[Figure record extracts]

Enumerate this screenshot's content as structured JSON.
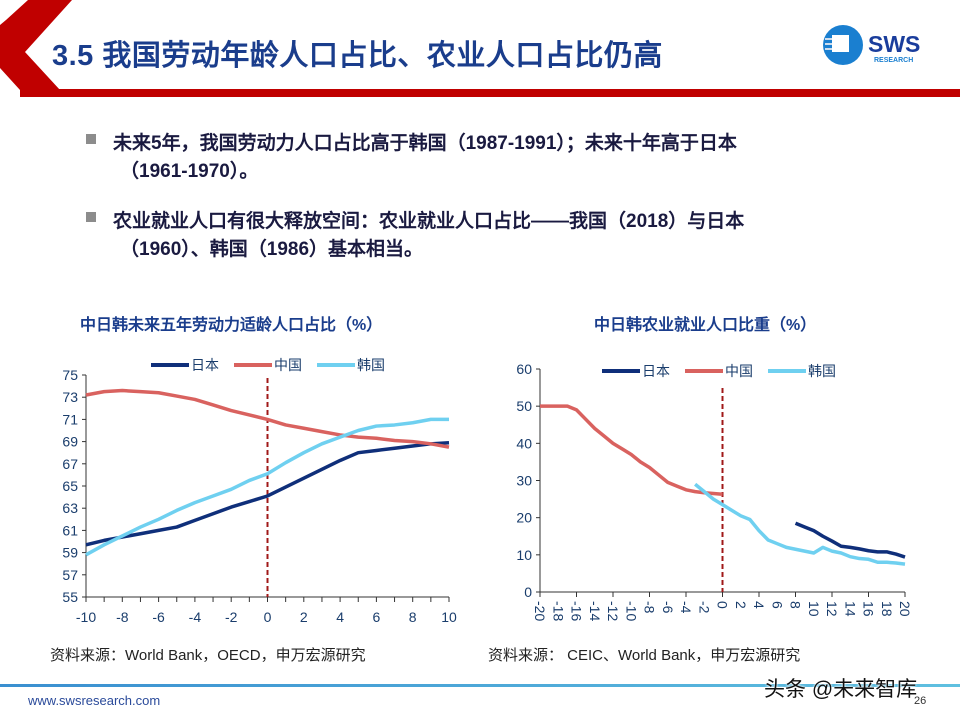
{
  "header": {
    "title": "3.5 我国劳动年龄人口占比、农业人口占比仍高",
    "logo_text": "SWS",
    "logo_subtext": "RESEARCH"
  },
  "bullets": [
    {
      "line1": "未来5年，我国劳动力人口占比高于韩国（1987-1991）；未来十年高于日本",
      "line2": "（1961-1970）。"
    },
    {
      "line1": "农业就业人口有很大释放空间：农业就业人口占比——我国（2018）与日本",
      "line2": "（1960）、韩国（1986）基本相当。"
    }
  ],
  "colors": {
    "japan": "#0f2f7a",
    "china": "#d9625f",
    "korea": "#6fd0f0",
    "divider": "#a01818",
    "accent_red": "#c00000",
    "text_blue": "#1a3d8c"
  },
  "chart_data": [
    {
      "type": "line",
      "title": "中日韩未来五年劳动力适龄人口占比（%）",
      "source": "资料来源：World Bank，OECD，申万宏源研究",
      "x": [
        -10,
        -9,
        -8,
        -7,
        -6,
        -5,
        -4,
        -3,
        -2,
        -1,
        0,
        1,
        2,
        3,
        4,
        5,
        6,
        7,
        8,
        9,
        10
      ],
      "xticks": [
        -10,
        -8,
        -6,
        -4,
        -2,
        0,
        2,
        4,
        6,
        8,
        10
      ],
      "xlim": [
        -10,
        10
      ],
      "ylim": [
        55,
        75
      ],
      "yticks": [
        55,
        57,
        59,
        61,
        63,
        65,
        67,
        69,
        71,
        73,
        75
      ],
      "reference_line_x": 0,
      "legend": "top",
      "series": [
        {
          "name": "日本",
          "color": "#0f2f7a",
          "values": [
            59.7,
            60.1,
            60.4,
            60.7,
            61.0,
            61.3,
            61.9,
            62.5,
            63.1,
            63.6,
            64.1,
            64.9,
            65.7,
            66.5,
            67.3,
            68.0,
            68.2,
            68.4,
            68.6,
            68.8,
            68.9
          ]
        },
        {
          "name": "中国",
          "color": "#d9625f",
          "values": [
            73.2,
            73.5,
            73.6,
            73.5,
            73.4,
            73.1,
            72.8,
            72.3,
            71.8,
            71.4,
            71.0,
            70.5,
            70.2,
            69.9,
            69.6,
            69.4,
            69.3,
            69.1,
            69.0,
            68.8,
            68.5
          ]
        },
        {
          "name": "韩国",
          "color": "#6fd0f0",
          "values": [
            58.8,
            59.7,
            60.5,
            61.3,
            62.0,
            62.8,
            63.5,
            64.1,
            64.7,
            65.5,
            66.1,
            67.1,
            68.0,
            68.8,
            69.4,
            70.0,
            70.4,
            70.5,
            70.7,
            71.0,
            71.0
          ]
        }
      ]
    },
    {
      "type": "line",
      "title": "中日韩农业就业人口比重（%）",
      "source": "资料来源： CEIC、World Bank，申万宏源研究",
      "xticks": [
        -20,
        -18,
        -16,
        -14,
        -12,
        -10,
        -8,
        -6,
        -4,
        -2,
        0,
        2,
        4,
        6,
        8,
        10,
        12,
        14,
        16,
        18,
        20
      ],
      "xlim": [
        -20,
        20
      ],
      "ylim": [
        0,
        60
      ],
      "yticks": [
        0,
        10,
        20,
        30,
        40,
        50,
        60
      ],
      "reference_line_x": 0,
      "legend": "top",
      "series": [
        {
          "name": "日本",
          "color": "#0f2f7a",
          "x": [
            8,
            9,
            10,
            11,
            12,
            13,
            14,
            15,
            16,
            17,
            18,
            19,
            20
          ],
          "values": [
            18.5,
            17.5,
            16.5,
            15,
            13.7,
            12.3,
            12,
            11.6,
            11.1,
            10.8,
            10.8,
            10.2,
            9.4
          ]
        },
        {
          "name": "中国",
          "color": "#d9625f",
          "x": [
            -20,
            -19,
            -18,
            -17,
            -16,
            -15,
            -14,
            -13,
            -12,
            -11,
            -10,
            -9,
            -8,
            -7,
            -6,
            -5,
            -4,
            -3,
            -2,
            -1,
            0
          ],
          "values": [
            50,
            50,
            50,
            50,
            49,
            46.5,
            44,
            42,
            40,
            38.5,
            37,
            35,
            33.5,
            31.5,
            29.5,
            28.5,
            27.5,
            27,
            26.7,
            26.5,
            26.3
          ]
        },
        {
          "name": "韩国",
          "color": "#6fd0f0",
          "x": [
            -3,
            -2,
            -1,
            0,
            1,
            2,
            3,
            4,
            5,
            6,
            7,
            8,
            9,
            10,
            11,
            12,
            13,
            14,
            15,
            16,
            17,
            18,
            19,
            20
          ],
          "values": [
            29,
            27,
            25,
            23.5,
            22,
            20.5,
            19.5,
            16.5,
            14,
            13,
            12,
            11.5,
            11,
            10.5,
            12,
            11,
            10.5,
            9.5,
            9,
            8.8,
            8,
            8,
            7.8,
            7.5
          ]
        }
      ]
    }
  ],
  "footer": {
    "url": "www.swsresearch.com",
    "page": "26",
    "watermark": "头条 @未来智库"
  }
}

Exercise » Gather every line from the listing above in which the word "World" appears.

Response for this exercise »
      "source": "资料来源：World Bank，OECD，申万宏源研究",
      "source": "资料来源： CEIC、World Bank，申万宏源研究",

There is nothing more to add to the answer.